§ **TASK REQUIREMENTS**:
Your answer should be a single number: the count of lines in the material below that hold "COMPARISON".

[START DATA LISTING]

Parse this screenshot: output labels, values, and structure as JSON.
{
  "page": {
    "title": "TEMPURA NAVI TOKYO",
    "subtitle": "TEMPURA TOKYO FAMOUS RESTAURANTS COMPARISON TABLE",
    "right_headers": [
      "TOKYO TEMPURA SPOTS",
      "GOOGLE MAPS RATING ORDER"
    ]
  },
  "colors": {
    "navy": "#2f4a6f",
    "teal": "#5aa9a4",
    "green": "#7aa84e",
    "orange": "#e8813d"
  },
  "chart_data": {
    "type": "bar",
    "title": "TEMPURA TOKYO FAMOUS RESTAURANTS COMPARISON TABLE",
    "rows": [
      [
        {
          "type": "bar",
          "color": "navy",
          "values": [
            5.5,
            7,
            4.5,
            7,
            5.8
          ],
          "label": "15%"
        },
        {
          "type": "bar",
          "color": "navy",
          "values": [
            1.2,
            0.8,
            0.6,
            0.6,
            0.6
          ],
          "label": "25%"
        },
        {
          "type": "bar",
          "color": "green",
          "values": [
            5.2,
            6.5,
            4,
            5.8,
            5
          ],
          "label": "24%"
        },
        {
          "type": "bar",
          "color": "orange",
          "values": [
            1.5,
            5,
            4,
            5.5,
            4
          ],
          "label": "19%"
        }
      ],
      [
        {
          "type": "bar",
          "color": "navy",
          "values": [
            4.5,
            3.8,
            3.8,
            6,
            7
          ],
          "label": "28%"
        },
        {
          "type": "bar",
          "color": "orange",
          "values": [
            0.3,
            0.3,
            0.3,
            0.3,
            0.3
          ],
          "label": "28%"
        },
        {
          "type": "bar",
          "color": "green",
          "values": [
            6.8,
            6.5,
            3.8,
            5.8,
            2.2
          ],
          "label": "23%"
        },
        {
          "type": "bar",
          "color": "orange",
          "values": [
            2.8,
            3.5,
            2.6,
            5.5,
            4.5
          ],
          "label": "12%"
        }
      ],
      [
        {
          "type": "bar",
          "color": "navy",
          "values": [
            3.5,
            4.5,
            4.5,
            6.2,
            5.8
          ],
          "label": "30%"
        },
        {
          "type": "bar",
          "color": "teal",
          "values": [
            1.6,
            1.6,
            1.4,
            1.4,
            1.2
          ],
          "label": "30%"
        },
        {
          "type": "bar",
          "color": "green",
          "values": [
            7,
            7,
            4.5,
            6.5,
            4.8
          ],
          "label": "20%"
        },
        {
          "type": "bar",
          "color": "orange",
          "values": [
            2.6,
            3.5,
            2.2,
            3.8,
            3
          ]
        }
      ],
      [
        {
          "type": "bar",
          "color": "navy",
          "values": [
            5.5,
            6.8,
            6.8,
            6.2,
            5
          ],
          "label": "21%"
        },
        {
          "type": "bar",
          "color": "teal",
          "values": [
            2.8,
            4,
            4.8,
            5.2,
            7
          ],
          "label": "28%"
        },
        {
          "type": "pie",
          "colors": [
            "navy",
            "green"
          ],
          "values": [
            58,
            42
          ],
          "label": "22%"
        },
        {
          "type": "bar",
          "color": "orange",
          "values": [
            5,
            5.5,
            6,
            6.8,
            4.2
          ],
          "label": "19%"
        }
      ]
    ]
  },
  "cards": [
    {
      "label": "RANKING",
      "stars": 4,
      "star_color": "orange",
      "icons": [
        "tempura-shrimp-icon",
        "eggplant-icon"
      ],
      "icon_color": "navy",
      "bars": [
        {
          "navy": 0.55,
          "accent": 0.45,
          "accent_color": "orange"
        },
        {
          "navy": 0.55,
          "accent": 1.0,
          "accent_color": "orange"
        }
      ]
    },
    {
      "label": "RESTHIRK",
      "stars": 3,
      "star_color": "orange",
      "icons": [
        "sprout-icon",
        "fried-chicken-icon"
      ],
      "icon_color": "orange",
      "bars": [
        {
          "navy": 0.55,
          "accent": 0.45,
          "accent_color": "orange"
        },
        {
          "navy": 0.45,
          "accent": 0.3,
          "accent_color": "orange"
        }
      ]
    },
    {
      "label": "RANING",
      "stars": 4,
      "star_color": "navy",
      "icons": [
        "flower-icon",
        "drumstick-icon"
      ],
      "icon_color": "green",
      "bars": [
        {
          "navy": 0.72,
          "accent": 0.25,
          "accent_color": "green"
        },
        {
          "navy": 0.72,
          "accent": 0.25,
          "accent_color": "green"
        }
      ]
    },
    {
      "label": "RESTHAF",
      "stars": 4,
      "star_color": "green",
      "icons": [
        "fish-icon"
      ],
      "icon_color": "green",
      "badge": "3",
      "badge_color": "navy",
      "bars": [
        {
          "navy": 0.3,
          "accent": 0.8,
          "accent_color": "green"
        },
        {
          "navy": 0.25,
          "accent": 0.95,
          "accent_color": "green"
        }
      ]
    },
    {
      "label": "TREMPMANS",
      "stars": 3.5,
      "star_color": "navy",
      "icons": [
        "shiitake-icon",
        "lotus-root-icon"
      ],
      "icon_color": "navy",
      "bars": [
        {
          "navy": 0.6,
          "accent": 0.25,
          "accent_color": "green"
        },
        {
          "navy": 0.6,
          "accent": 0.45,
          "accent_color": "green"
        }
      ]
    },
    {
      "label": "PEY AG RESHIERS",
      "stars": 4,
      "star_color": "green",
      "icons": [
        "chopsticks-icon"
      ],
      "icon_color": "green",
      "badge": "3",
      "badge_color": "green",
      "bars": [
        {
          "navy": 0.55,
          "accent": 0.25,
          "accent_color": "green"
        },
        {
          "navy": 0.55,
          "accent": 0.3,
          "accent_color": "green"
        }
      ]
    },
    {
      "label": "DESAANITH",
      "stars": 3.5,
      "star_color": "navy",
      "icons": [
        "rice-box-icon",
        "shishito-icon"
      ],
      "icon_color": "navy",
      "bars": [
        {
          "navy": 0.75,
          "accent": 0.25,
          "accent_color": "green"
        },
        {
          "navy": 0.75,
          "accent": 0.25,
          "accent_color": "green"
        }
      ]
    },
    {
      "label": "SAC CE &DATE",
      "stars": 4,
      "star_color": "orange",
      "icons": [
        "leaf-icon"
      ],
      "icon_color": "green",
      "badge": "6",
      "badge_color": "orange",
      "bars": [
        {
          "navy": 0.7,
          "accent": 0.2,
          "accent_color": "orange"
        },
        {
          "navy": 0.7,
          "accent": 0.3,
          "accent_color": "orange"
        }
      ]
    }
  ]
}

[END DATA LISTING]

§ **WRITTEN RESPONSE**:
2